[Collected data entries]
begin

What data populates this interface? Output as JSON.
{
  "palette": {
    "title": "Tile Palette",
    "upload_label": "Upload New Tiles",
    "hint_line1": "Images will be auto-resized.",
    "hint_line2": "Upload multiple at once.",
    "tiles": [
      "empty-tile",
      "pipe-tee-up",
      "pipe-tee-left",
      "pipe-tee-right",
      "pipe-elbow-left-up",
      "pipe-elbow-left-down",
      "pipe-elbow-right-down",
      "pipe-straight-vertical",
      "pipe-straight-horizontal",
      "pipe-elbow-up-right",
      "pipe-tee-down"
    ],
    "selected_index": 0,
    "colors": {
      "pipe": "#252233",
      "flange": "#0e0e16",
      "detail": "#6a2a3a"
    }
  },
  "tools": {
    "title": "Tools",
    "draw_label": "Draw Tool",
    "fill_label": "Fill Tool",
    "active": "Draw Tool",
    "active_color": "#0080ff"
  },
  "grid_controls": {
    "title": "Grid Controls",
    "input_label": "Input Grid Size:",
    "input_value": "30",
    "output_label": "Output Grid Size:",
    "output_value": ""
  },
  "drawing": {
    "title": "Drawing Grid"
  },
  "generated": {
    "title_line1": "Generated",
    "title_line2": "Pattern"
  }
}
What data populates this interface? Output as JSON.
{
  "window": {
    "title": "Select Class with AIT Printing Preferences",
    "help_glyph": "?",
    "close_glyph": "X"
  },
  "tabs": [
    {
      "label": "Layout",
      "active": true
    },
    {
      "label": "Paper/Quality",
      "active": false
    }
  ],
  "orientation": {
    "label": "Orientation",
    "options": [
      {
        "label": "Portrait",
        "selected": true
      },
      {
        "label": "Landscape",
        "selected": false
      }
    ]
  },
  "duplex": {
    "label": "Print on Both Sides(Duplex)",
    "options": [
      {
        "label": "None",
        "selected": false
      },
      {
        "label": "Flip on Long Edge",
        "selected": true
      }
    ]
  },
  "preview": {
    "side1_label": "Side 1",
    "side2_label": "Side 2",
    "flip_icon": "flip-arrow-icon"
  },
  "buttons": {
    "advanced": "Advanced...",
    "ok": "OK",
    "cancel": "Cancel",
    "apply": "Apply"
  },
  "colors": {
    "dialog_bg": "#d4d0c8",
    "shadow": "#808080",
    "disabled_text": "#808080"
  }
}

end

What is expected: Extract the entries above verbatim.

Response to this task:
What data populates this interface? Output as JSON.
{
  "palette": {
    "title": "Tile Palette",
    "upload_label": "Upload New Tiles",
    "hint_line1": "Images will be auto-resized.",
    "hint_line2": "Upload multiple at once.",
    "tiles": [
      "empty-tile",
      "pipe-tee-up",
      "pipe-tee-left",
      "pipe-tee-right",
      "pipe-elbow-left-up",
      "pipe-elbow-left-down",
      "pipe-elbow-right-down",
      "pipe-straight-vertical",
      "pipe-straight-horizontal",
      "pipe-elbow-up-right",
      "pipe-tee-down"
    ],
    "selected_index": 0,
    "colors": {
      "pipe": "#252233",
      "flange": "#0e0e16",
      "detail": "#6a2a3a"
    }
  },
  "tools": {
    "title": "Tools",
    "draw_label": "Draw Tool",
    "fill_label": "Fill Tool",
    "active": "Draw Tool",
    "active_color": "#0080ff"
  },
  "grid_controls": {
    "title": "Grid Controls",
    "input_label": "Input Grid Size:",
    "input_value": "30",
    "output_label": "Output Grid Size:",
    "output_value": ""
  },
  "drawing": {
    "title": "Drawing Grid"
  },
  "generated": {
    "title_line1": "Generated",
    "title_line2": "Pattern"
  }
}
What data populates this interface? Output as JSON.
{
  "window": {
    "title": "Select Class with AIT Printing Preferences",
    "help_glyph": "?",
    "close_glyph": "X"
  },
  "tabs": [
    {
      "label": "Layout",
      "active": true
    },
    {
      "label": "Paper/Quality",
      "active": false
    }
  ],
  "orientation": {
    "label": "Orientation",
    "options": [
      {
        "label": "Portrait",
        "selected": true
      },
      {
        "label": "Landscape",
        "selected": false
      }
    ]
  },
  "duplex": {
    "label": "Print on Both Sides(Duplex)",
    "options": [
      {
        "label": "None",
        "selected": false
      },
      {
        "label": "Flip on Long Edge",
        "selected": true
      }
    ]
  },
  "preview": {
    "side1_label": "Side 1",
    "side2_label": "Side 2",
    "flip_icon": "flip-arrow-icon"
  },
  "buttons": {
    "advanced": "Advanced...",
    "ok": "OK",
    "cancel": "Cancel",
    "apply": "Apply"
  },
  "colors": {
    "dialog_bg": "#d4d0c8",
    "shadow": "#808080",
    "disabled_text": "#808080"
  }
}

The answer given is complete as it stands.